===== Record set

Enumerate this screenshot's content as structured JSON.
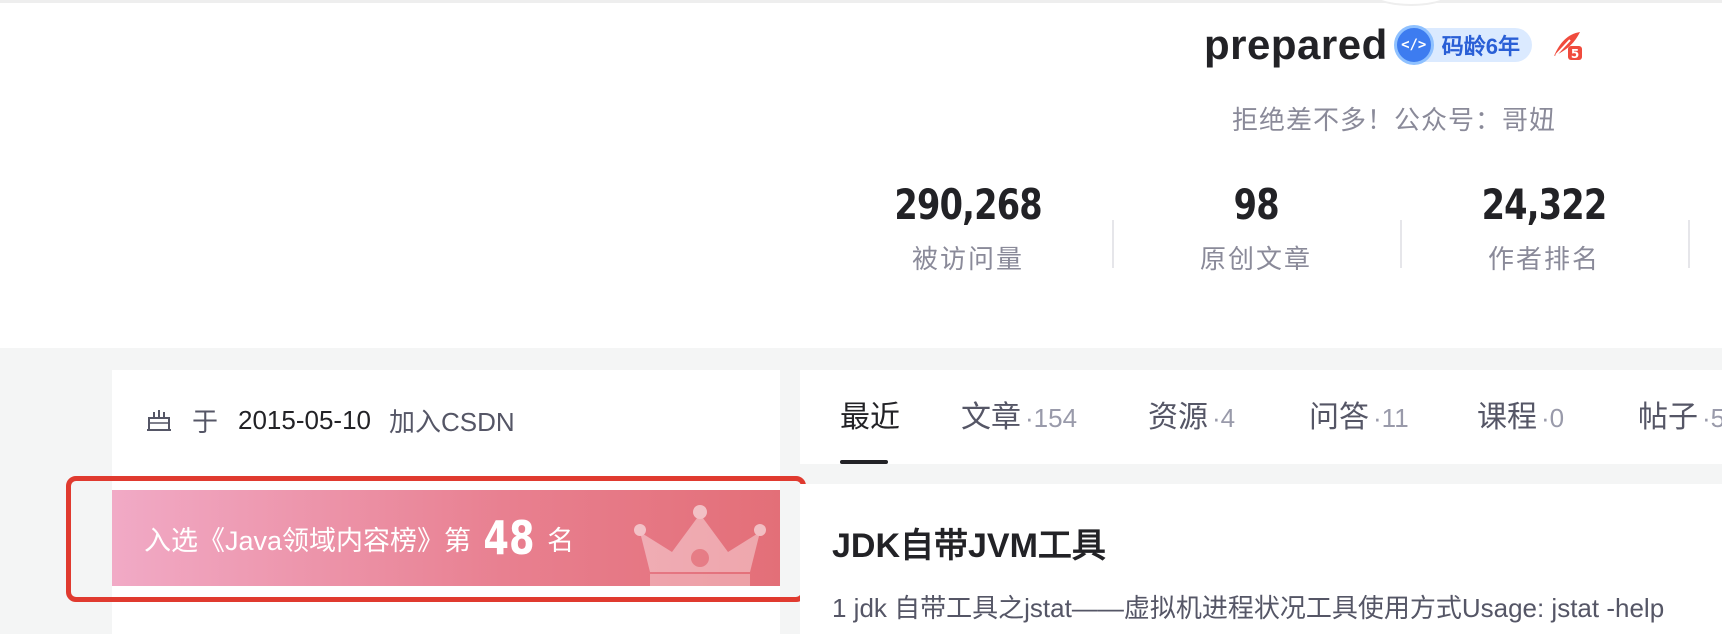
{
  "profile": {
    "username": "prepared",
    "code_age_label": "码龄6年",
    "signature": "拒绝差不多！公众号：哥妞",
    "stats": [
      {
        "value": "290,268",
        "label": "被访问量"
      },
      {
        "value": "98",
        "label": "原创文章"
      },
      {
        "value": "24,322",
        "label": "作者排名"
      }
    ]
  },
  "sidebar": {
    "join_prefix": "于",
    "join_date": "2015-05-10",
    "join_suffix": "加入CSDN",
    "rank_prefix": "入选《Java领域内容榜》第",
    "rank_number": "48",
    "rank_suffix": "名"
  },
  "tabs": [
    {
      "label": "最近",
      "count": ""
    },
    {
      "label": "文章",
      "count": "·154"
    },
    {
      "label": "资源",
      "count": "·4"
    },
    {
      "label": "问答",
      "count": "·11"
    },
    {
      "label": "课程",
      "count": "·0"
    },
    {
      "label": "帖子",
      "count": "·5"
    }
  ],
  "article": {
    "title": "JDK自带JVM工具",
    "summary": "1 jdk 自带工具之jstat——虚拟机进程状况工具使用方式Usage: jstat -help"
  },
  "colors": {
    "highlight": "#e03a2f",
    "banner_start": "#f1aac6",
    "banner_end": "#e36f78",
    "badge_blue": "#3d7cf0"
  },
  "icons": [
    "code-age-icon",
    "feather-icon",
    "cake-icon",
    "crown-icon"
  ]
}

==========

Extract, from the material above, each line holding the word "count".

      "count": ""
      "count": "·154"
      "count": "·4"
      "count": "·11"
      "count": "·0"
      "count": "·5"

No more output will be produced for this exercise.